BEGIN Selected extract

Wednesday, May 18, 2011

Paper Review : MapReduce - Simplified Data Processing on Large Clusters by Jeffrey Dean and Sanjay Ghemawat

This is my first review of a published paper. Over the next few days, I am going to concentrate on papers related to distributed systems that changed the way people write softwares for distributed systems.

This paper is available at Google Research. The authors are Jeffrey Dean and Sanjay Ghemawat.

In this paper, the authors discuss about a programming model MapReduce and its implementation to process and generate large data sets.  Programs written in this model are automatically parallelized, and the model takes care of partitioning the data, scheduling program's execution on a set of machines, handling machine failures, and managing the required inter-machine communication. The authors then introduce the programming model where the programmer has to write just two functions:

  • Map: It takes as input a key/value pair and emits a set of intermediate key/value pairs. The MapReduce library groups together all intermediate values associated with the same intermediate key and passes them to the Reduce function.

END Selected extract
BEGIN Given records

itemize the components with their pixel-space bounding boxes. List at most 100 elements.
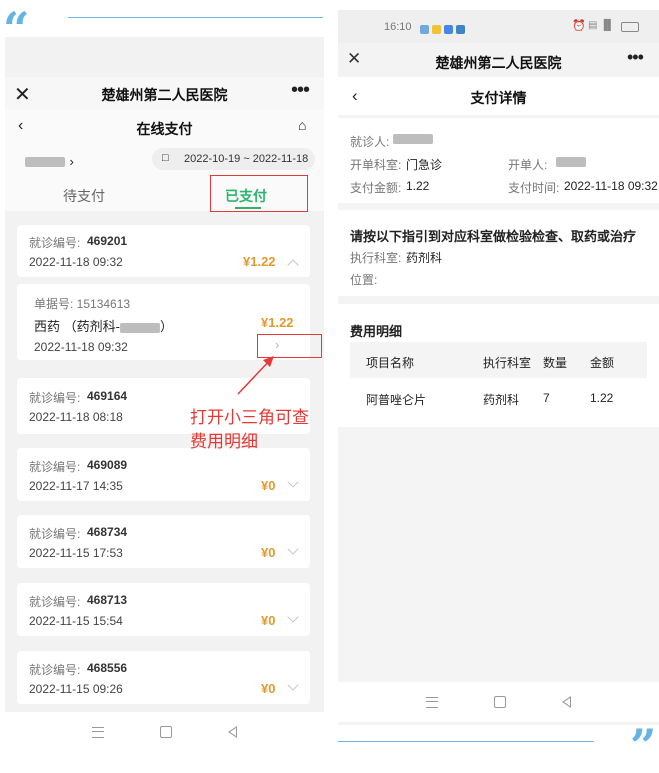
notification-icons <box>420 21 465 39</box>
page-title-bar: ‹ 支付详情 <box>338 77 659 115</box>
visit-date: 2022-11-18 09:32 <box>29 255 123 269</box>
page-title: 在线支付 <box>136 121 193 137</box>
chevron-down-icon[interactable] <box>287 543 299 555</box>
battery-icon <box>621 22 639 32</box>
visit-number: 469089 <box>87 458 128 472</box>
chevron-down-icon[interactable] <box>287 611 299 623</box>
visit-number-label: 就诊编号: <box>29 236 81 250</box>
annotation-text: 打开小三角可查 费用明细 <box>190 406 309 454</box>
bill-item-name: 西药 （药剂科-） <box>34 319 173 334</box>
record-card[interactable]: 就诊编号: 469201 2022-11-18 09:32 ¥1.22 <box>17 225 310 277</box>
col-amount: 金额 <box>590 356 615 370</box>
chevron-down-icon[interactable] <box>287 476 299 488</box>
visit-date: 2022-11-15 17:53 <box>29 546 123 560</box>
fee-detail-section: 费用明细 项目名称 执行科室 数量 金额 阿普唑仑片 药剂科 7 1.22 <box>338 304 659 427</box>
cell-exec-dept: 药剂科 <box>483 393 520 407</box>
time-value: 2022-11-18 09:32 <box>564 179 658 193</box>
date-range-selector[interactable]: □ 2022-10-19 ~ 2022-11-18 <box>152 148 315 170</box>
payment-info-section: 就诊人: 开单科室: 门急诊 开单人: 支付金额: 1.22 支付时间: 202… <box>338 118 659 203</box>
visit-number-label: 就诊编号: <box>29 391 81 405</box>
dept-value: 门急诊 <box>406 158 443 172</box>
guide-title: 请按以下指引到对应科室做检验检查、取药或治疗 <box>350 229 637 244</box>
amount-label: 支付金额: <box>350 181 402 195</box>
col-exec-dept: 执行科室 <box>483 356 532 370</box>
system-nav-bar <box>5 712 324 752</box>
dept-blurred <box>119 322 160 333</box>
record-card[interactable]: 就诊编号: 468556 2022-11-15 09:26 ¥0 <box>17 651 310 704</box>
bill-number: 单据号: 15134613 <box>34 297 131 311</box>
visit-number-label: 就诊编号: <box>29 460 81 474</box>
tab-unpaid[interactable]: 待支付 <box>63 186 105 206</box>
record-card[interactable]: 就诊编号: 468713 2022-11-15 15:54 ¥0 <box>17 583 310 636</box>
page-title: 支付详情 <box>470 90 527 106</box>
patient-name-blurred <box>25 156 65 167</box>
close-quote-icon: ” <box>630 719 657 773</box>
visit-number: 468713 <box>87 593 128 607</box>
home-square-icon[interactable] <box>494 696 506 708</box>
amount-value: 1.22 <box>406 179 430 193</box>
system-nav-bar <box>338 682 659 722</box>
app-header: ✕ 楚雄州第二人民医院 ••• <box>338 43 659 77</box>
status-bar: 16:10 ⏰ ▤ ▐▌ <box>338 10 659 43</box>
col-item-name: 项目名称 <box>366 356 415 370</box>
calendar-icon: □ <box>162 152 169 164</box>
location-label: 位置: <box>350 273 378 287</box>
fee-title: 费用明细 <box>350 324 403 339</box>
visit-date: 2022-11-15 15:54 <box>29 614 123 628</box>
home-icon[interactable]: ⌂ <box>298 117 306 133</box>
time-label: 支付时间: <box>508 181 560 195</box>
chevron-down-icon[interactable] <box>287 679 299 691</box>
visit-number-label: 就诊编号: <box>29 663 81 677</box>
cell-quantity: 7 <box>543 391 550 405</box>
right-phone-screen: 16:10 ⏰ ▤ ▐▌ ✕ 楚雄州第二人民医院 ••• ‹ 支付详情 就诊人:… <box>338 10 659 725</box>
patient-label: 就诊人: <box>350 135 390 149</box>
app-header: ✕ 楚雄州第二人民医院 ••• <box>5 77 324 110</box>
visit-number-label: 就诊编号: <box>29 527 81 541</box>
tab-paid-label: 已支付 <box>225 188 267 204</box>
visit-number-label: 就诊编号: <box>29 595 81 609</box>
annotation-line1: 打开小三角可查 <box>190 408 309 427</box>
visit-number: 468734 <box>87 525 128 539</box>
annotation-line2: 费用明细 <box>190 432 258 451</box>
record-card[interactable]: 就诊编号: 468734 2022-11-15 17:53 ¥0 <box>17 515 310 568</box>
bottom-divider <box>338 741 594 742</box>
doctor-name-blurred <box>556 157 586 167</box>
fee-table-header: 项目名称 执行科室 数量 金额 <box>350 342 647 378</box>
record-amount: ¥0 <box>261 681 276 696</box>
more-icon[interactable]: ••• <box>291 79 310 102</box>
menu-icon[interactable] <box>92 726 104 738</box>
cell-amount: 1.22 <box>590 391 614 405</box>
bill-amount: ¥1.22 <box>261 315 294 330</box>
exec-dept-label: 执行科室: <box>350 251 402 265</box>
back-triangle-icon[interactable] <box>228 726 237 738</box>
visit-date: 2022-11-15 09:26 <box>29 682 123 696</box>
tab-underline <box>235 207 261 209</box>
bill-detail-card[interactable]: 单据号: 15134613 西药 （药剂科-） ¥1.22 2022-11-18… <box>17 284 322 360</box>
col-quantity: 数量 <box>543 356 568 370</box>
status-time: 16:10 <box>384 21 412 33</box>
filter-row: › □ 2022-10-19 ~ 2022-11-18 <box>5 145 324 175</box>
visit-number: 469164 <box>87 389 128 403</box>
chevron-right-icon: › <box>275 337 280 352</box>
annotation-arrow <box>237 356 274 395</box>
cell-item-name: 阿普唑仑片 <box>366 393 427 407</box>
dept-label: 开单科室: <box>350 158 402 172</box>
menu-icon[interactable] <box>426 696 438 708</box>
hospital-title: 楚雄州第二人民医院 <box>435 55 562 71</box>
visit-date: 2022-11-17 14:35 <box>29 479 123 493</box>
guide-section: 请按以下指引到对应科室做检验检查、取药或治疗 执行科室: 药剂科 位置: <box>338 210 659 296</box>
tab-bar: 待支付 已支付 <box>5 175 324 212</box>
home-square-icon[interactable] <box>160 726 172 738</box>
record-amount: ¥0 <box>261 478 276 493</box>
date-range-text: 2022-10-19 ~ 2022-11-18 <box>184 153 309 165</box>
tab-paid[interactable]: 已支付 <box>210 175 308 212</box>
doctor-label: 开单人: <box>508 158 548 172</box>
record-card[interactable]: 就诊编号: 469089 2022-11-17 14:35 ¥0 <box>17 448 310 501</box>
back-triangle-icon[interactable] <box>562 696 571 708</box>
more-icon[interactable]: ••• <box>627 47 644 68</box>
record-amount: ¥1.22 <box>243 254 276 269</box>
bill-item-name-text: 西药 （药剂科- <box>34 319 120 334</box>
table-row: 阿普唑仑片 药剂科 7 1.22 <box>350 380 647 416</box>
patient-selector[interactable]: › <box>25 153 74 171</box>
chevron-up-icon[interactable] <box>287 259 299 271</box>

END Given records

#### [Your tasks]
• A. Reproduce the stretch of the MapReduce review from "Wednesday, May 18, 2011" through "and Sanjay Ghemawat.".
• B. Take the MapReduce review further, starting right after its last sentence.
These records are separate material and are not part of the MapReduce review.

#### [Answers in order]
• A.
Wednesday, May 18, 2011

Paper Review : MapReduce - Simplified Data Processing on Large Clusters by Jeffrey Dean and Sanjay Ghemawat

This is my first review of a published paper. Over the next few days, I am going to concentrate on papers related to distributed systems that changed the way people write softwares for distributed systems.

This paper is available at Google Research. The authors are Jeffrey Dean and Sanjay Ghemawat.

• B.
  • Reduce: It takes an intermediate key and a set of values for that key and typically produces one output for each key.
The authors provide sample implementation of counting the number of occurrences of words in a large set of documents. The authors then provide some more examples like
  • Distributed grep
  • Count of URL access frequency
  • Inverted index
  • Distributed sort
The authors explain the overall flow of MapReduce as following steps:
  1. The MapReduce library divides the input files into pieces and starts many copies of the program on a set of cluster machines.
  2. One task is master and rest are workers. There are $M$ map tasks and $R$ reduce tasks and the master picks up idle worker and assign either one map or one reduce task.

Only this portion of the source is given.